begin RECORD EXCERPTS

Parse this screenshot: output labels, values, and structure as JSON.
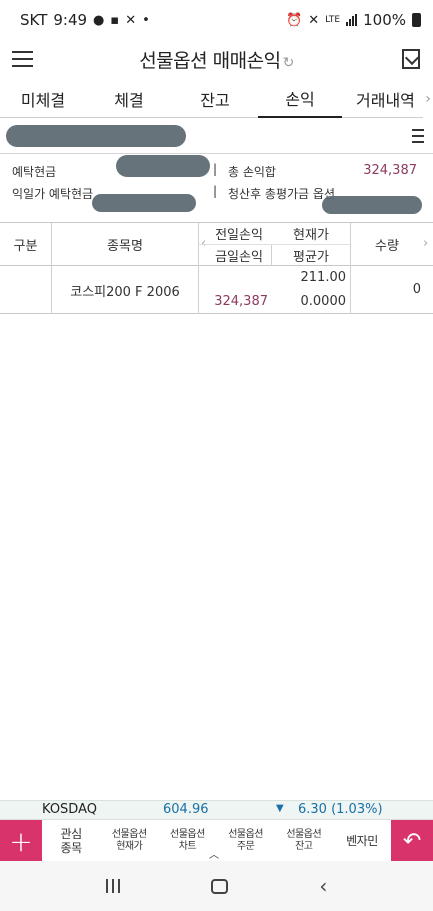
{
  "status": {
    "carrier": "SKT",
    "time": "9:49",
    "battery": "100%",
    "network": "LTE"
  },
  "header": {
    "title": "선물옵션 매매손익",
    "refresh_glyph": "↻"
  },
  "tabs": [
    {
      "label": "미체결",
      "active": false
    },
    {
      "label": "체결",
      "active": false
    },
    {
      "label": "잔고",
      "active": false
    },
    {
      "label": "손익",
      "active": true
    },
    {
      "label": "거래내역",
      "active": false
    }
  ],
  "info": {
    "deposit_cash_label": "예탁현금",
    "total_pnl_label": "총 손익합",
    "total_pnl_value": "324,387",
    "next_day_cash_label": "익일가 예탁현금",
    "post_settlement_label": "청산후 총평가금 옵션"
  },
  "table": {
    "headers": {
      "type": "구분",
      "name": "종목명",
      "prev_pnl": "전일손익",
      "current_price": "현재가",
      "today_pnl": "금일손익",
      "avg_price": "평균가",
      "quantity": "수량"
    },
    "rows": [
      {
        "type": "",
        "name": "코스피200 F 2006",
        "prev_pnl": "",
        "today_pnl": "324,387",
        "current_price": "211.00",
        "avg_price": "0.0000",
        "quantity": "0"
      }
    ]
  },
  "ticker": {
    "name": "KOSDAQ",
    "price": "604.96",
    "direction": "down",
    "change": "6.30 (1.03%)"
  },
  "toolbar": {
    "items": [
      {
        "line1": "관심",
        "line2": "종목",
        "big": true
      },
      {
        "line1": "선물옵션",
        "line2": "현재가",
        "big": false
      },
      {
        "line1": "선물옵션",
        "line2": "차트",
        "big": false
      },
      {
        "line1": "선물옵션",
        "line2": "주문",
        "big": false
      },
      {
        "line1": "선물옵션",
        "line2": "잔고",
        "big": false
      },
      {
        "line1": "벤자민",
        "line2": "",
        "big": true
      }
    ]
  },
  "colors": {
    "accent": "#d8336b",
    "profit": "#8c3a5f",
    "ticker_down": "#1a6fa5"
  }
}
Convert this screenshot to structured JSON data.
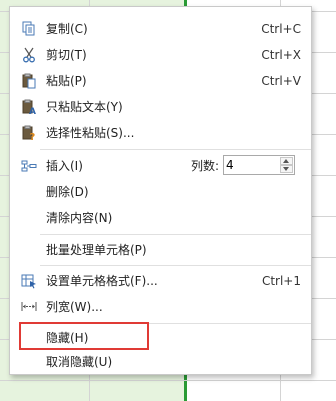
{
  "menu": {
    "items": [
      {
        "label": "复制(C)",
        "shortcut": "Ctrl+C",
        "icon": "copy-icon"
      },
      {
        "label": "剪切(T)",
        "shortcut": "Ctrl+X",
        "icon": "scissors-icon"
      },
      {
        "label": "粘贴(P)",
        "shortcut": "Ctrl+V",
        "icon": "paste-icon"
      },
      {
        "label": "只粘贴文本(Y)",
        "icon": "paste-text-icon"
      },
      {
        "label": "选择性粘贴(S)...",
        "icon": "paste-special-icon"
      },
      {
        "label": "插入(I)",
        "icon": "insert-icon"
      },
      {
        "label": "删除(D)"
      },
      {
        "label": "清除内容(N)"
      },
      {
        "label": "批量处理单元格(P)"
      },
      {
        "label": "设置单元格格式(F)...",
        "shortcut": "Ctrl+1",
        "icon": "format-cells-icon"
      },
      {
        "label": "列宽(W)...",
        "icon": "column-width-icon"
      },
      {
        "label": "隐藏(H)"
      },
      {
        "label": "取消隐藏(U)"
      }
    ],
    "insert_columns_label": "列数:",
    "insert_columns_value": "4"
  },
  "colors": {
    "selection_fill": "#e6f3de",
    "selection_border": "#2a9b35",
    "highlight_box": "#e03a35"
  }
}
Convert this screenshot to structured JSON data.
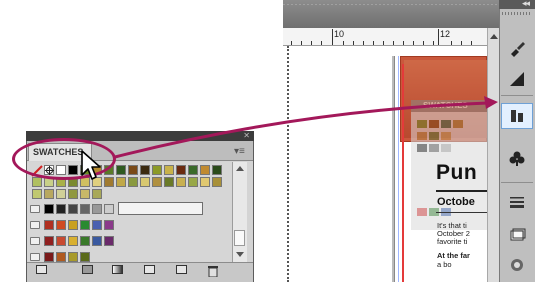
{
  "swatches_panel": {
    "tab_label": "SWATCHES",
    "menu_icon": "panel-menu-icon",
    "scroll": {
      "up_icon": "scroll-up-icon",
      "down_icon": "scroll-down-icon"
    },
    "bottom_icons": [
      "show-all-swatches-icon",
      "show-color-swatches-icon",
      "show-gradient-swatches-icon",
      "new-color-group-icon",
      "new-swatch-icon",
      "delete-swatch-icon"
    ]
  },
  "document": {
    "ruler_numbers": [
      "10",
      "12"
    ],
    "heading": "Pun",
    "subheading": "Octobe",
    "body_lines": "It's that ti\nOctober 2\nfavorite ti",
    "body2": "At the far",
    "body3": "a bo"
  },
  "ghost_panel": {
    "tab_label": "SWATCHES"
  },
  "dock": {
    "items": [
      "paintbrush-icon",
      "gradient-icon",
      "swatches-dock-icon",
      "club-icon",
      "stroke-icon",
      "layers-icon",
      "color-icon"
    ]
  },
  "colors": {
    "highlight": "#a3185a",
    "doc_block": "#c9583c",
    "margin": "#e43a3a"
  }
}
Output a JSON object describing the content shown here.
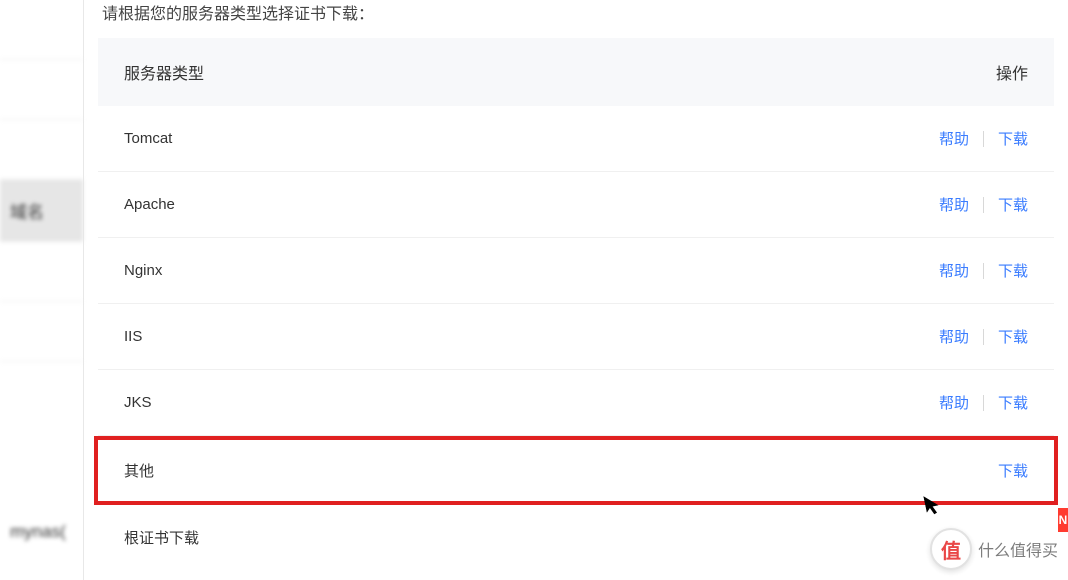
{
  "sidebar": {
    "item_domain": "域名",
    "item_bottom": "mynas("
  },
  "intro": "请根据您的服务器类型选择证书下载：",
  "table": {
    "header": {
      "server_type": "服务器类型",
      "action": "操作"
    },
    "rows": [
      {
        "name": "Tomcat",
        "help": "帮助",
        "download": "下载",
        "has_help": true
      },
      {
        "name": "Apache",
        "help": "帮助",
        "download": "下载",
        "has_help": true
      },
      {
        "name": "Nginx",
        "help": "帮助",
        "download": "下载",
        "has_help": true
      },
      {
        "name": "IIS",
        "help": "帮助",
        "download": "下载",
        "has_help": true
      },
      {
        "name": "JKS",
        "help": "帮助",
        "download": "下载",
        "has_help": true
      },
      {
        "name": "其他",
        "download": "下载",
        "has_help": false,
        "highlighted": true
      },
      {
        "name": "根证书下载",
        "has_help": false
      }
    ]
  },
  "watermark": {
    "logo": "值",
    "text": "什么值得买"
  },
  "badge": "N"
}
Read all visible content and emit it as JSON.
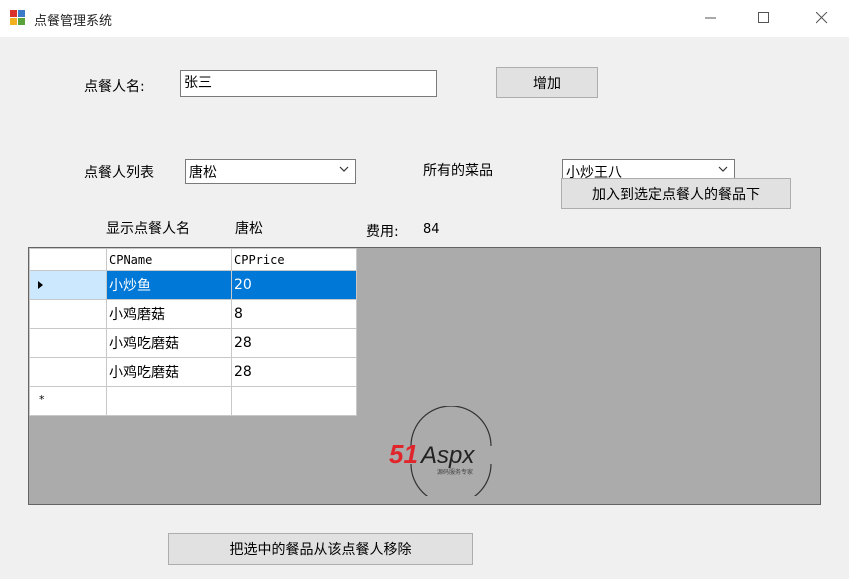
{
  "window": {
    "title": "点餐管理系统"
  },
  "form": {
    "customer_name_label": "点餐人名:",
    "customer_name_value": "张三",
    "add_button": "增加",
    "customer_list_label": "点餐人列表",
    "customer_list_selected": "唐松",
    "all_dishes_label": "所有的菜品",
    "all_dishes_selected": "小炒王八",
    "show_name_label": "显示点餐人名",
    "show_name_value": "唐松",
    "fee_label": "费用:",
    "fee_value": "84",
    "add_to_customer_button": "加入到选定点餐人的餐品下",
    "remove_button": "把选中的餐品从该点餐人移除"
  },
  "grid": {
    "columns": [
      "CPName",
      "CPPrice"
    ],
    "rows": [
      {
        "name": "小炒鱼",
        "price": "20",
        "selected": true
      },
      {
        "name": "小鸡磨菇",
        "price": "8"
      },
      {
        "name": "小鸡吃磨菇",
        "price": "28"
      },
      {
        "name": "小鸡吃磨菇",
        "price": "28"
      }
    ],
    "new_row_marker": "*"
  },
  "watermark": {
    "brand": "51Aspx",
    "subtitle": "源码服务专家"
  },
  "colors": {
    "selection": "#0078d7",
    "grid_background": "#ababab",
    "brand_red": "#e0262b",
    "brand_green": "#3aa935"
  }
}
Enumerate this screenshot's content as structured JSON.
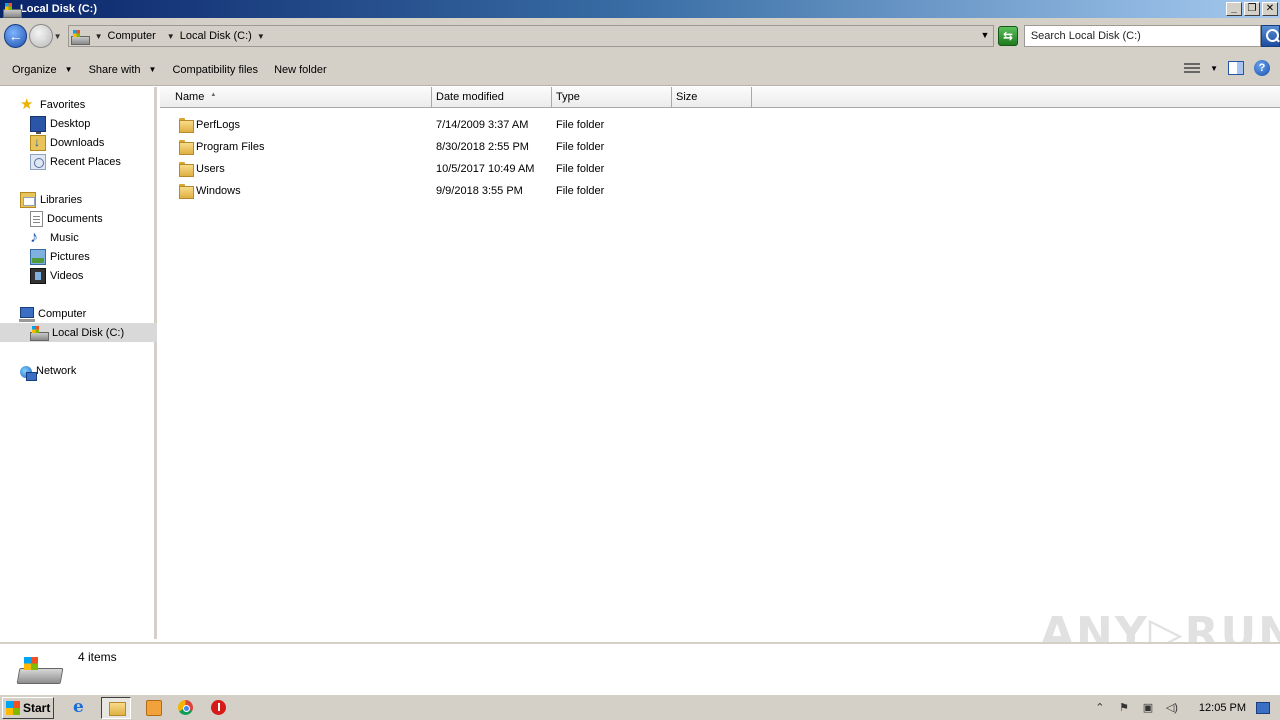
{
  "window": {
    "title": "Local Disk (C:)",
    "buttons": [
      "_",
      "❐",
      "✕"
    ]
  },
  "address": {
    "crumbs": [
      "Computer",
      "Local Disk (C:)"
    ],
    "search_placeholder": "Search Local Disk (C:)"
  },
  "toolbar": {
    "organize": "Organize",
    "share_with": "Share with",
    "compatibility": "Compatibility files",
    "new_folder": "New folder"
  },
  "nav": {
    "favorites": "Favorites",
    "desktop": "Desktop",
    "downloads": "Downloads",
    "recent": "Recent Places",
    "libraries": "Libraries",
    "documents": "Documents",
    "music": "Music",
    "pictures": "Pictures",
    "videos": "Videos",
    "computer": "Computer",
    "local_disk": "Local Disk (C:)",
    "network": "Network"
  },
  "columns": {
    "name": "Name",
    "date": "Date modified",
    "type": "Type",
    "size": "Size"
  },
  "files": [
    {
      "name": "PerfLogs",
      "date": "7/14/2009 3:37 AM",
      "type": "File folder"
    },
    {
      "name": "Program Files",
      "date": "8/30/2018 2:55 PM",
      "type": "File folder"
    },
    {
      "name": "Users",
      "date": "10/5/2017 10:49 AM",
      "type": "File folder"
    },
    {
      "name": "Windows",
      "date": "9/9/2018 3:55 PM",
      "type": "File folder"
    }
  ],
  "status": {
    "count": "4 items"
  },
  "watermark": "ANY▷RUN",
  "taskbar": {
    "start": "Start",
    "clock": "12:05 PM"
  }
}
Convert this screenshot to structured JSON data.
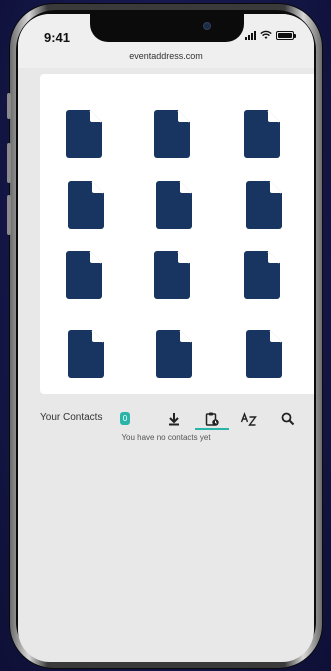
{
  "status_bar": {
    "time": "9:41"
  },
  "browser": {
    "url": "eventaddress.com"
  },
  "files": [
    {
      "icon": "document-icon"
    },
    {
      "icon": "document-icon"
    },
    {
      "icon": "document-icon"
    },
    {
      "icon": "document-icon"
    },
    {
      "icon": "document-icon"
    },
    {
      "icon": "document-icon"
    },
    {
      "icon": "document-icon"
    },
    {
      "icon": "document-icon"
    },
    {
      "icon": "document-icon"
    },
    {
      "icon": "document-icon"
    },
    {
      "icon": "document-icon"
    },
    {
      "icon": "document-icon"
    }
  ],
  "contacts": {
    "label": "Your Contacts",
    "count": "0",
    "empty_message": "You have no contacts yet",
    "toolbar": [
      "download-icon",
      "clipboard-icon",
      "sort-az-icon",
      "search-icon"
    ],
    "active_tab": "clipboard-icon"
  },
  "colors": {
    "document": "#173560",
    "accent": "#2ab3a7",
    "background": "#16184a",
    "screen": "#e8e8e8"
  }
}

end RECORD EXCERPTS

* _PROMPT_
Tell how many lines in the material above include the word "Ctrl", giving the number only.

* _TASK SOLUTION_
4